• THE PROBLEM
Omit every picture and write out the rest of the records exactly.

━━━ SUPPLIED DATA

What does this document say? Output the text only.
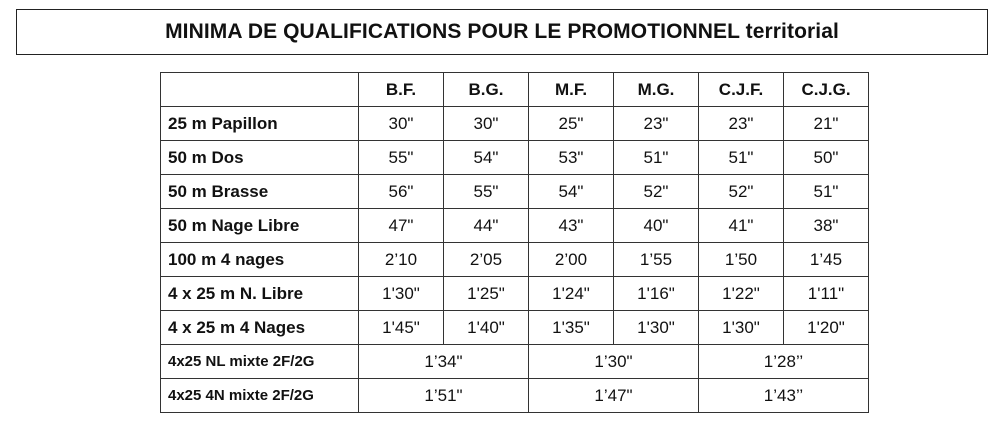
MINIMA DE QUALIFICATIONS POUR LE PROMOTIONNEL territorial
	B.F.	B.G.	M.F.	M.G.	C.J.F.	C.J.G.
25 m Papillon	30"	30"	25"	23"	23"	21"
50 m Dos	55"	54"	53"	51"	51"	50"
50 m Brasse	56"	55"	54"	52"	52"	51"
50 m Nage Libre	47"	44"	43"	40"	41"	38"
100 m 4 nages	2’10	2’05	2’00	1’55	1’50	1’45
4 x 25 m N. Libre	1'30"	1'25"	1'24"	1'16"	1'22"	1'11"
4 x 25 m 4 Nages	1'45"	1'40"	1'35"	1'30"	1'30"	1'20"
4x25 NL mixte 2F/2G	1’34"		1’30"		1’28’’	
4x25 4N mixte 2F/2G	1’51"		1’47"		1’43’’	
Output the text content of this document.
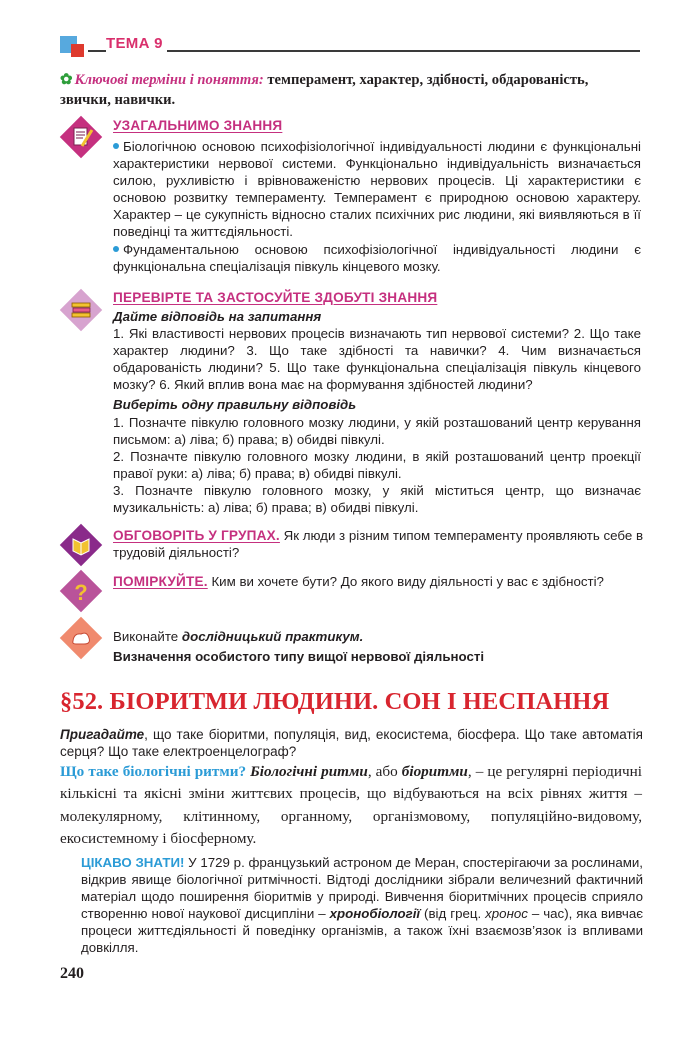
ТЕМА 9
✿ Ключові терміни і поняття: темперамент, характер, здібності, обдарованість, звички, навички.
УЗАГАЛЬНИМО ЗНАННЯ

Біологічною основою психофізіологічної індивідуальності людини є функціональні характеристики нервової системи. Функціонально індивідуальність визначається силою, рухливістю і врівноваженістю нервових процесів. Ці характеристики є основою розвитку темпераменту. Темперамент є природною основою характеру. Характер – це сукупність відносно сталих психічних рис людини, які виявляються в її поведінці та життєдіяльності.

Фундаментальною основою психофізіологічної індивідуальності людини є функціональна спеціалізація півкуль кінцевого мозку.

ПЕРЕВІРТЕ ТА ЗАСТОСУЙТЕ ЗДОБУТІ ЗНАННЯ

Дайте відповідь на запитання

1. Які властивості нервових процесів визначають тип нервової системи? 2. Що таке характер людини? 3. Що таке здібності та навички? 4. Чим визначається обдарованість людини? 5. Що таке функціональна спеціалізація півкуль кінцевого мозку? 6. Який вплив вона має на формування здібностей людини?

Виберіть одну правильну відповідь

1. Позначте півкулю головного мозку людини, у якій розташований центр керування письмом: а) ліва; б) права; в) обидві півкулі.

2. Позначте півкулю головного мозку людини, в якій розташований центр проекції правої руки: а) ліва; б) права; в) обидві півкулі.

3. Позначте півкулю головного мозку, у якій міститься центр, що визначає музикальність: а) ліва; б) права; в) обидві півкулі.

ОБГОВОРІТЬ У ГРУПАХ. Як люди з різним типом темпераменту проявляють себе в трудовій діяльності?
? ПОМІРКУЙТЕ. Ким ви хочете бути? До якого виду діяльності у вас є здібності?

Виконайте дослідницький практикум.

Визначення особистого типу вищої нервової діяльності

§52. БІОРИТМИ ЛЮДИНИ. СОН І НЕСПАННЯ
Пригадайте, що таке біоритми, популяція, вид, екосистема, біосфера. Що таке автоматія серця? Що таке електроенцелограф?
Що таке біологічні ритми? Біологічні ритми, або біоритми, – це регулярні періодичні кількісні та якісні зміни життєвих процесів, що відбуваються на всіх рівнях життя – молекулярному, клітинному, органному, організмовому, популяційно-видовому, екосистемному і біосферному.
ЦІКАВО ЗНАТИ! У 1729 р. французький астроном де Меран, спостерігаючи за рослинами, відкрив явище біологічної ритмічності. Відтоді дослідники зібрали величезний фактичний матеріал щодо поширення біоритмів у природі. Вивчення біоритмічних процесів сприяло створенню нової наукової дисципліни – хронобіології (від грец. хронос – час), яка вивчає процеси життєдіяльності й поведінку організмів, а також їхні взаємозв’язок із впливами довкілля.
240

━━━━━━

• EXERCISE RESULT
What does this document say? Output the text only.
MINIMA DE QUALIFICATIONS POUR LE PROMOTIONNEL territorial
	B.F.	B.G.	M.F.	M.G.	C.J.F.	C.J.G.
25 m Papillon	30"	30"	25"	23"	23"	21"
50 m Dos	55"	54"	53"	51"	51"	50"
50 m Brasse	56"	55"	54"	52"	52"	51"
50 m Nage Libre	47"	44"	43"	40"	41"	38"
100 m 4 nages	2’10	2’05	2’00	1’55	1’50	1’45
4 x 25 m N. Libre	1'30"	1'25"	1'24"	1'16"	1'22"	1'11"
4 x 25 m 4 Nages	1'45"	1'40"	1'35"	1'30"	1'30"	1'20"
4x25 NL mixte 2F/2G	1’34"		1’30"		1’28’’	
4x25 4N mixte 2F/2G	1’51"		1’47"		1’43’’	
Output the text content of this document.
ТЕМА 9
✿ Ключові терміни і поняття: темперамент, характер, здібності, обдарованість, звички, навички.
УЗАГАЛЬНИМО ЗНАННЯ

Біологічною основою психофізіологічної індивідуальності людини є функціональні характеристики нервової системи. Функціонально індивідуальність визначається силою, рухливістю і врівноваженістю нервових процесів. Ці характеристики є основою розвитку темпераменту. Темперамент є природною основою характеру. Характер – це сукупність відносно сталих психічних рис людини, які виявляються в її поведінці та життєдіяльності.

Фундаментальною основою психофізіологічної індивідуальності людини є функціональна спеціалізація півкуль кінцевого мозку.

ПЕРЕВІРТЕ ТА ЗАСТОСУЙТЕ ЗДОБУТІ ЗНАННЯ

Дайте відповідь на запитання

1. Які властивості нервових процесів визначають тип нервової системи? 2. Що таке характер людини? 3. Що таке здібності та навички? 4. Чим визначається обдарованість людини? 5. Що таке функціональна спеціалізація півкуль кінцевого мозку? 6. Який вплив вона має на формування здібностей людини?

Виберіть одну правильну відповідь

1. Позначте півкулю головного мозку людини, у якій розташований центр керування письмом: а) ліва; б) права; в) обидві півкулі.

2. Позначте півкулю головного мозку людини, в якій розташований центр проекції правої руки: а) ліва; б) права; в) обидві півкулі.

3. Позначте півкулю головного мозку, у якій міститься центр, що визначає музикальність: а) ліва; б) права; в) обидві півкулі.

ОБГОВОРІТЬ У ГРУПАХ. Як люди з різним типом темпераменту проявляють себе в трудовій діяльності?
? ПОМІРКУЙТЕ. Ким ви хочете бути? До якого виду діяльності у вас є здібності?

Виконайте дослідницький практикум.

Визначення особистого типу вищої нервової діяльності

§52. БІОРИТМИ ЛЮДИНИ. СОН І НЕСПАННЯ
Пригадайте, що таке біоритми, популяція, вид, екосистема, біосфера. Що таке автоматія серця? Що таке електроенцелограф?
Що таке біологічні ритми? Біологічні ритми, або біоритми, – це регулярні періодичні кількісні та якісні зміни життєвих процесів, що відбуваються на всіх рівнях життя – молекулярному, клітинному, органному, організмовому, популяційно-видовому, екосистемному і біосферному.
ЦІКАВО ЗНАТИ! У 1729 р. французький астроном де Меран, спостерігаючи за рослинами, відкрив явище біологічної ритмічності. Відтоді дослідники зібрали величезний фактичний матеріал щодо поширення біоритмів у природі. Вивчення біоритмічних процесів сприяло створенню нової наукової дисципліни – хронобіології (від грец. хронос – час), яка вивчає процеси життєдіяльності й поведінку організмів, а також їхні взаємозв’язок із впливами довкілля.
240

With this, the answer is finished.